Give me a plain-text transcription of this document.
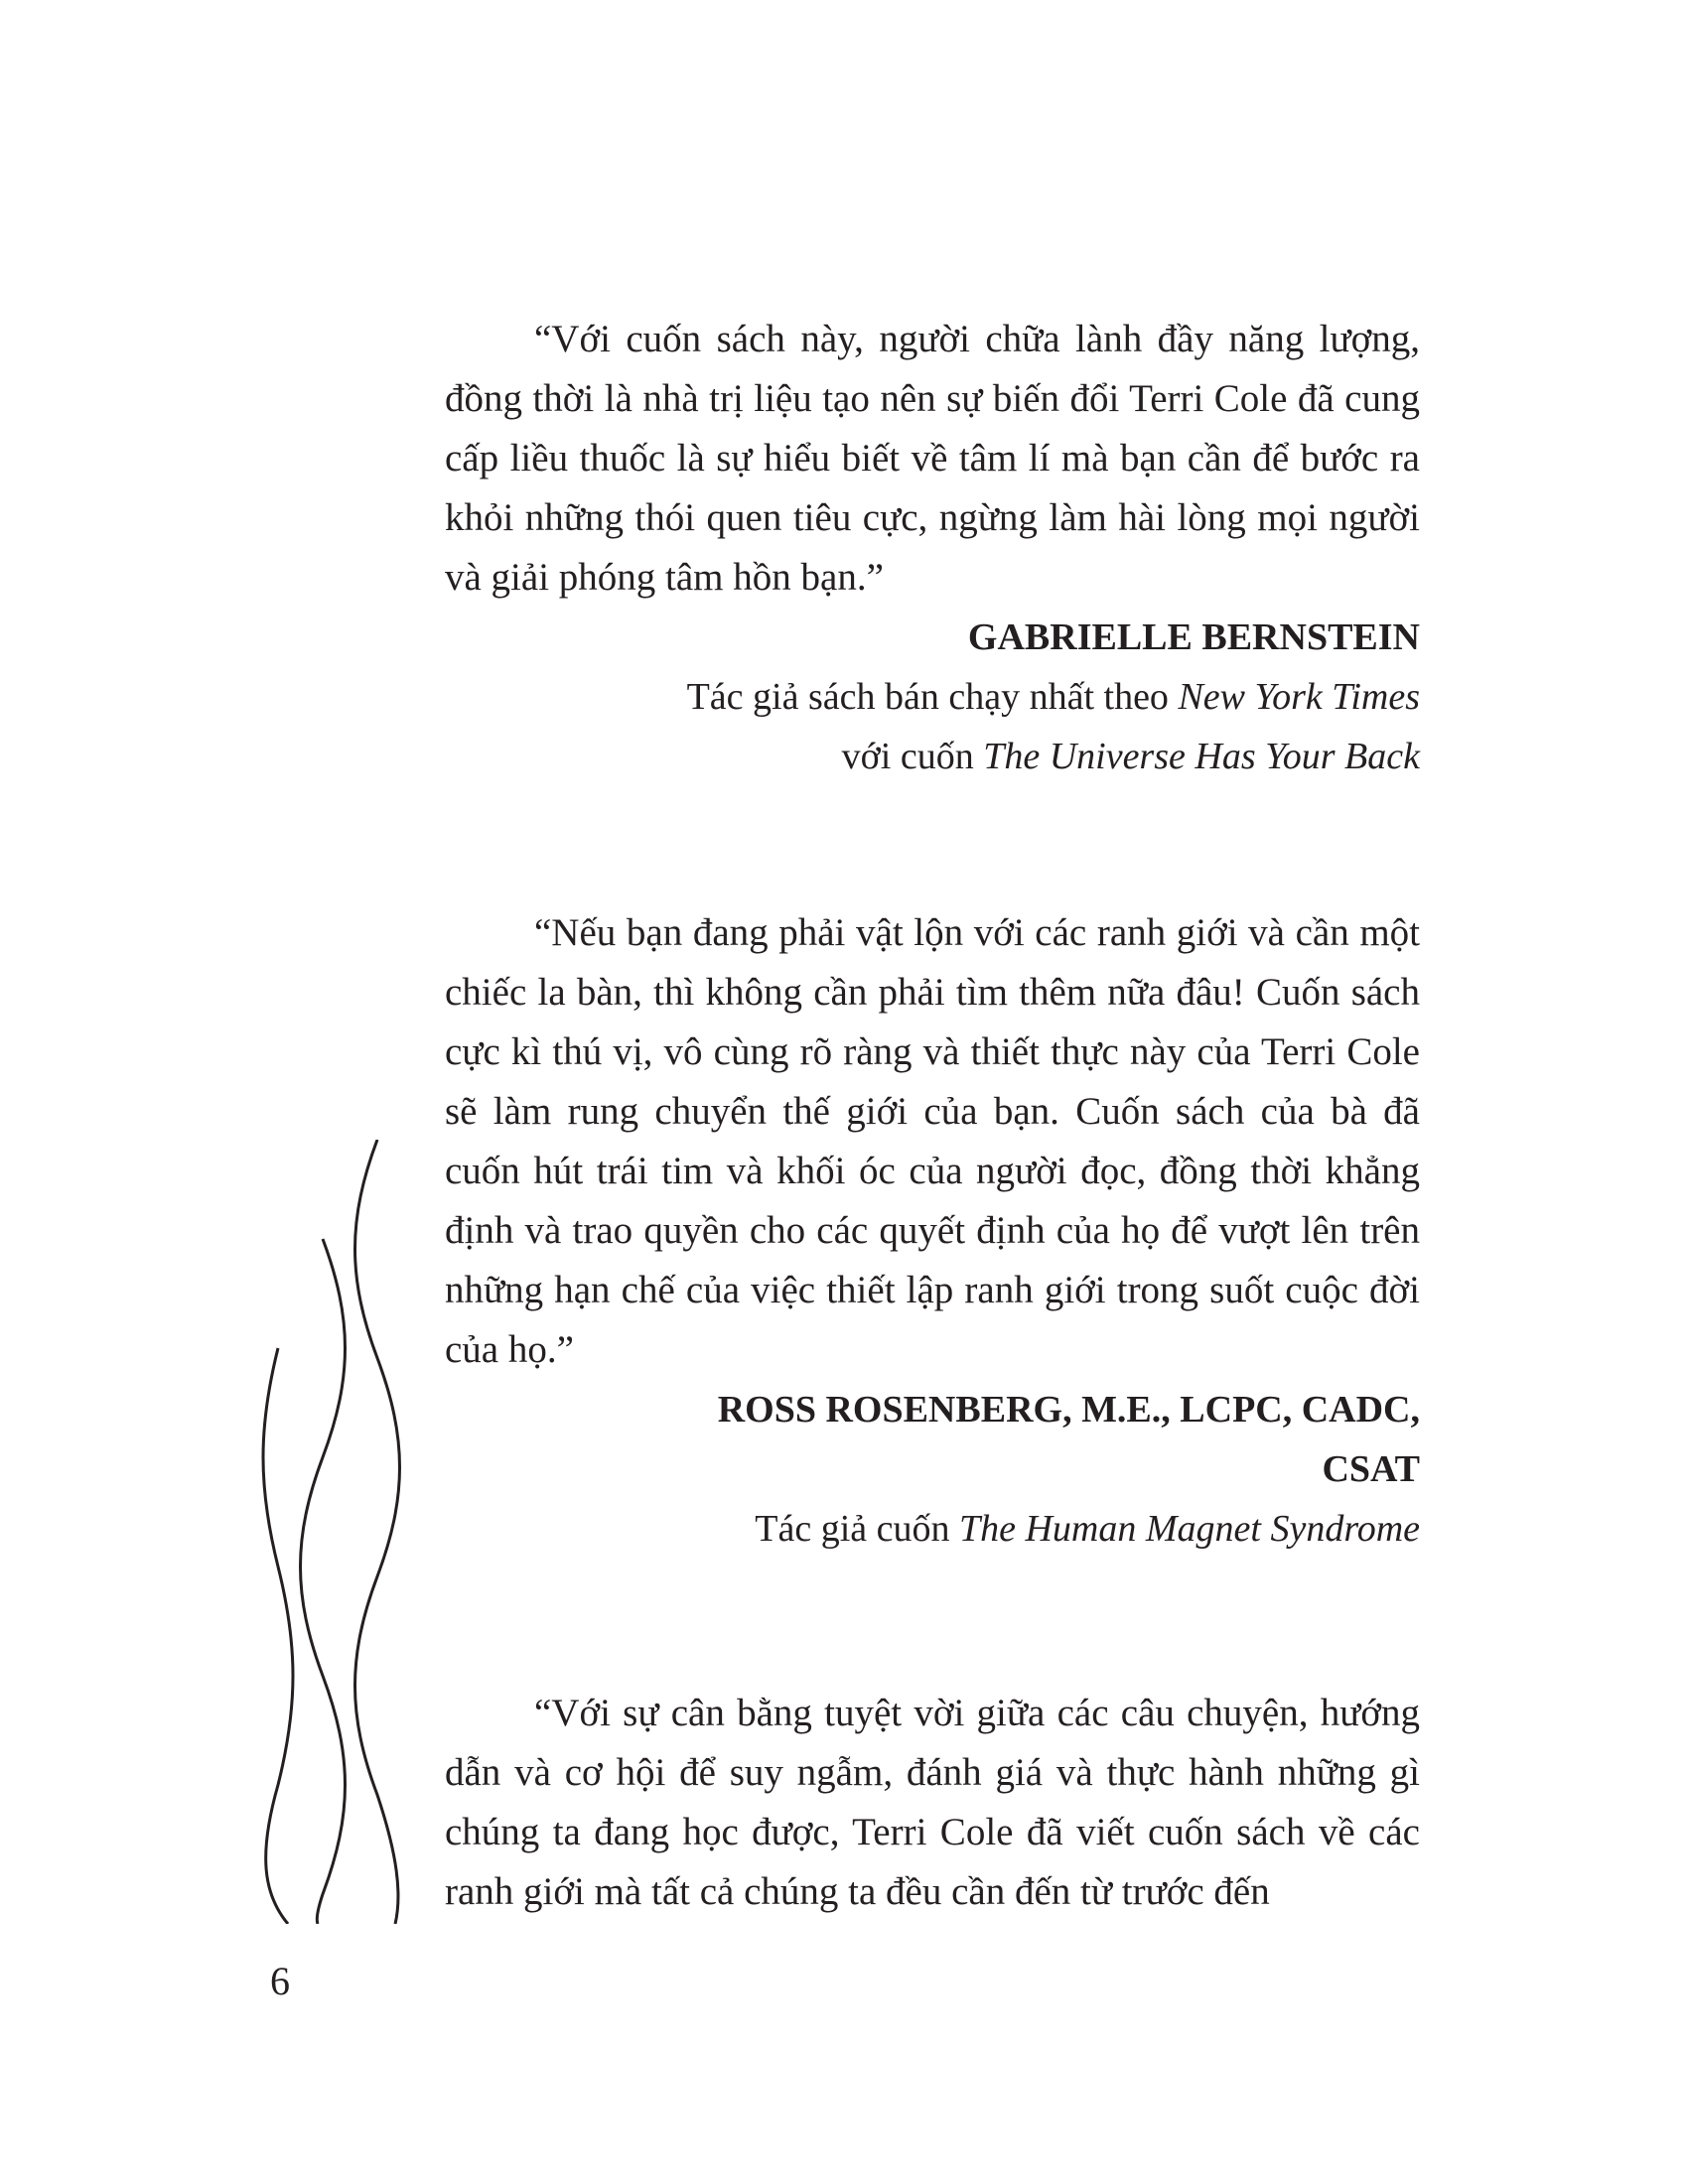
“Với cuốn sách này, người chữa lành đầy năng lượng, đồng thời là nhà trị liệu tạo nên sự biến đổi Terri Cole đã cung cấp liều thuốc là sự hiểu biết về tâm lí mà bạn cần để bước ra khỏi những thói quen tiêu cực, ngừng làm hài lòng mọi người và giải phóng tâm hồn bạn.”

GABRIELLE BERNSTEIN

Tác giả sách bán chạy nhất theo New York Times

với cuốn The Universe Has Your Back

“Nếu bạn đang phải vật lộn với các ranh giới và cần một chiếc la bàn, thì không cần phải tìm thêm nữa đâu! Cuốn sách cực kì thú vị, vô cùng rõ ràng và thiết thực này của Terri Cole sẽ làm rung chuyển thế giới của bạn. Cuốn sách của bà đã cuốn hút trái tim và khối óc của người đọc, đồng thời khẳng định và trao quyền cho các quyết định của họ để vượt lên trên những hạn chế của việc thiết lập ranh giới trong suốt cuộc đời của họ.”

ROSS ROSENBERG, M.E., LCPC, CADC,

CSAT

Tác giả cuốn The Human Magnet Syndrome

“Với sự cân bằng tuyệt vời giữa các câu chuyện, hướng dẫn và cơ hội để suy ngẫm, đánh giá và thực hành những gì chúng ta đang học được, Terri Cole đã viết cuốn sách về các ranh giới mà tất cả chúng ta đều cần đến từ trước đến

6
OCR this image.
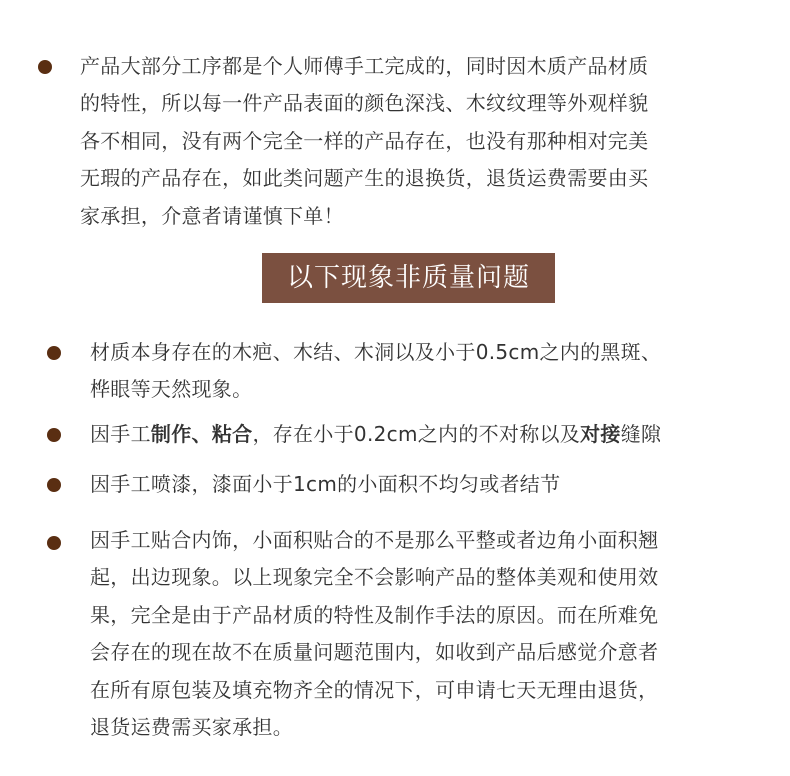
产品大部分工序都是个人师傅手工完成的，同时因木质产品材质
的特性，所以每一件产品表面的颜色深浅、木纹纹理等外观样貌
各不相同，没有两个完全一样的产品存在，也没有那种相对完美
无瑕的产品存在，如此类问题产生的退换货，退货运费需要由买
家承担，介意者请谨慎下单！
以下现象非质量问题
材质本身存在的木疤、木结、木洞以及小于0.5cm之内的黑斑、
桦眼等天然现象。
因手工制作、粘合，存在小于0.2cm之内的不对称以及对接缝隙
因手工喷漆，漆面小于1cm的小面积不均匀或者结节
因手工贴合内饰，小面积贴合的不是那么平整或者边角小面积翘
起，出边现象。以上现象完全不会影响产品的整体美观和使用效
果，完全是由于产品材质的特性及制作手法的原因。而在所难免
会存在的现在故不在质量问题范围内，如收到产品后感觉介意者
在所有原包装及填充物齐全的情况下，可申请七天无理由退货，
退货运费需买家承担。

* _Stated task_
Without including any pictures, print all of the material exactly as given.

* _Result_
Give me a plain-text transcription of this document.
“Với cuốn sách này, người chữa lành đầy năng lượng, đồng thời là nhà trị liệu tạo nên sự biến đổi Terri Cole đã cung cấp liều thuốc là sự hiểu biết về tâm lí mà bạn cần để bước ra khỏi những thói quen tiêu cực, ngừng làm hài lòng mọi người và giải phóng tâm hồn bạn.”

GABRIELLE BERNSTEIN

Tác giả sách bán chạy nhất theo New York Times

với cuốn The Universe Has Your Back

“Nếu bạn đang phải vật lộn với các ranh giới và cần một chiếc la bàn, thì không cần phải tìm thêm nữa đâu! Cuốn sách cực kì thú vị, vô cùng rõ ràng và thiết thực này của Terri Cole sẽ làm rung chuyển thế giới của bạn. Cuốn sách của bà đã cuốn hút trái tim và khối óc của người đọc, đồng thời khẳng định và trao quyền cho các quyết định của họ để vượt lên trên những hạn chế của việc thiết lập ranh giới trong suốt cuộc đời của họ.”

ROSS ROSENBERG, M.E., LCPC, CADC,

CSAT

Tác giả cuốn The Human Magnet Syndrome

“Với sự cân bằng tuyệt vời giữa các câu chuyện, hướng dẫn và cơ hội để suy ngẫm, đánh giá và thực hành những gì chúng ta đang học được, Terri Cole đã viết cuốn sách về các ranh giới mà tất cả chúng ta đều cần đến từ trước đến

6
OCR this image.
产品大部分工序都是个人师傅手工完成的，同时因木质产品材质
的特性，所以每一件产品表面的颜色深浅、木纹纹理等外观样貌
各不相同，没有两个完全一样的产品存在，也没有那种相对完美
无瑕的产品存在，如此类问题产生的退换货，退货运费需要由买
家承担，介意者请谨慎下单！
以下现象非质量问题
材质本身存在的木疤、木结、木洞以及小于0.5cm之内的黑斑、
桦眼等天然现象。
因手工制作、粘合，存在小于0.2cm之内的不对称以及对接缝隙
因手工喷漆，漆面小于1cm的小面积不均匀或者结节
因手工贴合内饰，小面积贴合的不是那么平整或者边角小面积翘
起，出边现象。以上现象完全不会影响产品的整体美观和使用效
果，完全是由于产品材质的特性及制作手法的原因。而在所难免
会存在的现在故不在质量问题范围内，如收到产品后感觉介意者
在所有原包装及填充物齐全的情况下，可申请七天无理由退货，
退货运费需买家承担。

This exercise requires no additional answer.